PROBLEM STATEMENT: Copy every line of the data in which the word "Secretary" occurs.
-- Start DATA FOR THIS TASK --
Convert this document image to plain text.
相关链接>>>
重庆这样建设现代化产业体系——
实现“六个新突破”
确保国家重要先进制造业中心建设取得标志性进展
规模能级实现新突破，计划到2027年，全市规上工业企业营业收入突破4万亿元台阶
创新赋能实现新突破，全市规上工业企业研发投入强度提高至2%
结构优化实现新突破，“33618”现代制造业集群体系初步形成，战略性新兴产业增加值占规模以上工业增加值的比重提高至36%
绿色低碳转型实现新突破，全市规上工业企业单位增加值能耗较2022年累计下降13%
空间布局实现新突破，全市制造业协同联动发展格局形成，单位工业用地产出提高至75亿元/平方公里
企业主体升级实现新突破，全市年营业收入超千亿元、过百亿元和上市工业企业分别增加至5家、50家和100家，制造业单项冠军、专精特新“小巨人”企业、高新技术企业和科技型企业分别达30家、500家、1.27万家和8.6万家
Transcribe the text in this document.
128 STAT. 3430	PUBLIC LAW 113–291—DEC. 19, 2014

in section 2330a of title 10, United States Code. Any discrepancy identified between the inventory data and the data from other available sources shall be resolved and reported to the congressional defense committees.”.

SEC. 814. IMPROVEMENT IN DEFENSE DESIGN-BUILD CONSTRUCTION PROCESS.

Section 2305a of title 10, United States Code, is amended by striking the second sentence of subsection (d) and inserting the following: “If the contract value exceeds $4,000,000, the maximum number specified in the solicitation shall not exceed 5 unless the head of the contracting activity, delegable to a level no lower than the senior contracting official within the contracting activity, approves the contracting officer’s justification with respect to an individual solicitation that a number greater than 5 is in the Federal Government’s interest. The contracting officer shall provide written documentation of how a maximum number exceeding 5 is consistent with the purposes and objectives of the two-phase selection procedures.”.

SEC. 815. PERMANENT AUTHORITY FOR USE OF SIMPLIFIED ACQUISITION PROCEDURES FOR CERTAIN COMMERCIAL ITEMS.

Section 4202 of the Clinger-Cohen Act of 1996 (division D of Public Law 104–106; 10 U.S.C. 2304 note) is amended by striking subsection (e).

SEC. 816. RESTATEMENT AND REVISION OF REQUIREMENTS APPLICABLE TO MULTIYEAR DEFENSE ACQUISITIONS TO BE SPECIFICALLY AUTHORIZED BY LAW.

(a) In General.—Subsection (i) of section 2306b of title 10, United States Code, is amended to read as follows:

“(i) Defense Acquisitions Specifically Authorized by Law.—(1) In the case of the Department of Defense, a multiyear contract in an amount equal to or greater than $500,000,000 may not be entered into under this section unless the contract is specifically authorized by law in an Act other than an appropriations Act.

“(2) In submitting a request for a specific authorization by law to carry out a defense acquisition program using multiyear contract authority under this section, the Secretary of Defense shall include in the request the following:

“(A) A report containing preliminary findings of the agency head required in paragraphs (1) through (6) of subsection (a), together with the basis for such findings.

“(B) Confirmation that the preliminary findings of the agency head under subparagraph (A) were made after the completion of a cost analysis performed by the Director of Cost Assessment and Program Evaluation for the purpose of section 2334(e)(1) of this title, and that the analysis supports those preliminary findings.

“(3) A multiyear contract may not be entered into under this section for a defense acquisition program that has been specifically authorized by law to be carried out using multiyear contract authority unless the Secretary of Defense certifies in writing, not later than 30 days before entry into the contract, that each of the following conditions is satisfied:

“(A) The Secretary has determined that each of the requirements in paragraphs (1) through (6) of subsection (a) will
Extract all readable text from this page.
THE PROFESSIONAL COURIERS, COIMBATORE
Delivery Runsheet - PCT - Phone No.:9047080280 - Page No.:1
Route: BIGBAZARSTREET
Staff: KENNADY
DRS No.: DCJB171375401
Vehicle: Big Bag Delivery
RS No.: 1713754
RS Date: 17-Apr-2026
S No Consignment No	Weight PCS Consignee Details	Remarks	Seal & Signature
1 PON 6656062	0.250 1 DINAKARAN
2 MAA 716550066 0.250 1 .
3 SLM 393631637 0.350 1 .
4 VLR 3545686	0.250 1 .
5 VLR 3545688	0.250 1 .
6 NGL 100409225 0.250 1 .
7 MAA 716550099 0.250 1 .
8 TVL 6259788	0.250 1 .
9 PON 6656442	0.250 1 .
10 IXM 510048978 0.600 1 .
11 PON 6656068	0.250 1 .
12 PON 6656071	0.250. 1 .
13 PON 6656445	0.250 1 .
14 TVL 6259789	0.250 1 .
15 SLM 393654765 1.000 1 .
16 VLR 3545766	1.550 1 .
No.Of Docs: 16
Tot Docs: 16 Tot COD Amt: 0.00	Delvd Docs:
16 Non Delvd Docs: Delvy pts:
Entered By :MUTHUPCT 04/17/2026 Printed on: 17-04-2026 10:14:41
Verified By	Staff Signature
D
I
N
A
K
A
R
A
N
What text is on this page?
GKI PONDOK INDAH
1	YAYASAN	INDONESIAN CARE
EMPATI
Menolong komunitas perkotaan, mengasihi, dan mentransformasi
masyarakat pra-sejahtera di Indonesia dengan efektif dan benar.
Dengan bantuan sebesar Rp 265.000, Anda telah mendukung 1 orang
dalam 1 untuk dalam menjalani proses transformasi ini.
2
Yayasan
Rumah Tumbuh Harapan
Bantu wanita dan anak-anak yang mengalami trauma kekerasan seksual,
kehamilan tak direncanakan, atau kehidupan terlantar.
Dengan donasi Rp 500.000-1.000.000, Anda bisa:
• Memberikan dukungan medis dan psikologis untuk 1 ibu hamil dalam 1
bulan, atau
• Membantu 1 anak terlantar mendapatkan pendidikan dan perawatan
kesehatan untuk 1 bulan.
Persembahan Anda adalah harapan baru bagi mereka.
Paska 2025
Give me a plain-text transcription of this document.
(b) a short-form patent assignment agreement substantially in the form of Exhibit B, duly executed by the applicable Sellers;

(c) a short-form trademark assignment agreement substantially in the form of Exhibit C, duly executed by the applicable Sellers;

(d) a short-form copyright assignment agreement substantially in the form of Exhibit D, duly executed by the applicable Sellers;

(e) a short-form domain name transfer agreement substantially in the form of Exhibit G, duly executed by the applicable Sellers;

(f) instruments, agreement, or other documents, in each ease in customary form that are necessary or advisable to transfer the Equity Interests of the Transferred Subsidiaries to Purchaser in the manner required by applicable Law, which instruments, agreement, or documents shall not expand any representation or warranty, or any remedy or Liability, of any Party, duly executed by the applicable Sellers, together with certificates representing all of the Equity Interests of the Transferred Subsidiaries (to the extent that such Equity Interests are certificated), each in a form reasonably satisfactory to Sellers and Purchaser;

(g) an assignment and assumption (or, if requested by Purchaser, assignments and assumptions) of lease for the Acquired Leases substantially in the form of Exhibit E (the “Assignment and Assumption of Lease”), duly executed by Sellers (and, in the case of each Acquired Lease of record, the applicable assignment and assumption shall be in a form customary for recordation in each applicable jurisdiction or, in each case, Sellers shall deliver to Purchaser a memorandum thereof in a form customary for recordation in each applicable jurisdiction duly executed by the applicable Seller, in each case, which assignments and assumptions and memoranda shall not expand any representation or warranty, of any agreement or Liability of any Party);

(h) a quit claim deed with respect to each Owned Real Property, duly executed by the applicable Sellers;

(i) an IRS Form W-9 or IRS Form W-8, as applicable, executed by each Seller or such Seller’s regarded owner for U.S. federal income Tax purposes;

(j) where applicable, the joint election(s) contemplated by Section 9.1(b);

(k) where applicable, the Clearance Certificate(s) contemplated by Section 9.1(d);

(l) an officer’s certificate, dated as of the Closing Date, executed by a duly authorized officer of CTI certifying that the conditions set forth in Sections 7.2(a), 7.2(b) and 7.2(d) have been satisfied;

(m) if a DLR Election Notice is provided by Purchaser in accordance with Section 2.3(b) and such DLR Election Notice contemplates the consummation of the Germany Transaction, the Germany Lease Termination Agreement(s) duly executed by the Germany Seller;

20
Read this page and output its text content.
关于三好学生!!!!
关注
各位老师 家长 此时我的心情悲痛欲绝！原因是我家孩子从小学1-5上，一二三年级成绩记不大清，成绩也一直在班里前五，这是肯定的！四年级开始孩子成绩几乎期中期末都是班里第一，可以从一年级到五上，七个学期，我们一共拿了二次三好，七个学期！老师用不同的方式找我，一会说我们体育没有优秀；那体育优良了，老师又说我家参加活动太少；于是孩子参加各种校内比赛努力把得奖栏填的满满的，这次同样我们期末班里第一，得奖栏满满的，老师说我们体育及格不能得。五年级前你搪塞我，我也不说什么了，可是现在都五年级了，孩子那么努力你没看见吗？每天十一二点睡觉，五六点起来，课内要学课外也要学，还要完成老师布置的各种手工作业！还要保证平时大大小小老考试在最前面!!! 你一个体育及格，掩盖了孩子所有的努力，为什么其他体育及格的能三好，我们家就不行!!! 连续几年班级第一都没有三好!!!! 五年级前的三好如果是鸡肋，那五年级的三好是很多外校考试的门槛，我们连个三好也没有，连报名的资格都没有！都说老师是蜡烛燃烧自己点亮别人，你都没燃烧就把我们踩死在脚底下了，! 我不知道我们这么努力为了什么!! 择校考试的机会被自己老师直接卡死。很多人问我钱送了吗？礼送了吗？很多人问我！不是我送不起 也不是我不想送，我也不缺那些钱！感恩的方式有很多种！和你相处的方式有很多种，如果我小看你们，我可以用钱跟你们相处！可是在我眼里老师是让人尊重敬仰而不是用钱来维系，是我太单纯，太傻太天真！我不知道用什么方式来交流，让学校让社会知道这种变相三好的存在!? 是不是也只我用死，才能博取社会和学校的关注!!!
-- End DATA FOR THIS TASK --
ANSWER TO THE EXERCISE:
“(2) In submitting a request for a specific authorization by law to carry out a defense acquisition program using multiyear contract authority under this section, the Secretary of Defense shall include in the request the following:
“(3) A multiyear contract may not be entered into under this section for a defense acquisition program that has been specifically authorized by law to be carried out using multiyear contract authority unless the Secretary of Defense certifies in writing, not later than 30 days before entry into the contract, that each of the following conditions is satisfied:
“(A) The Secretary has determined that each of the requirements in paragraphs (1) through (6) of subsection (a) will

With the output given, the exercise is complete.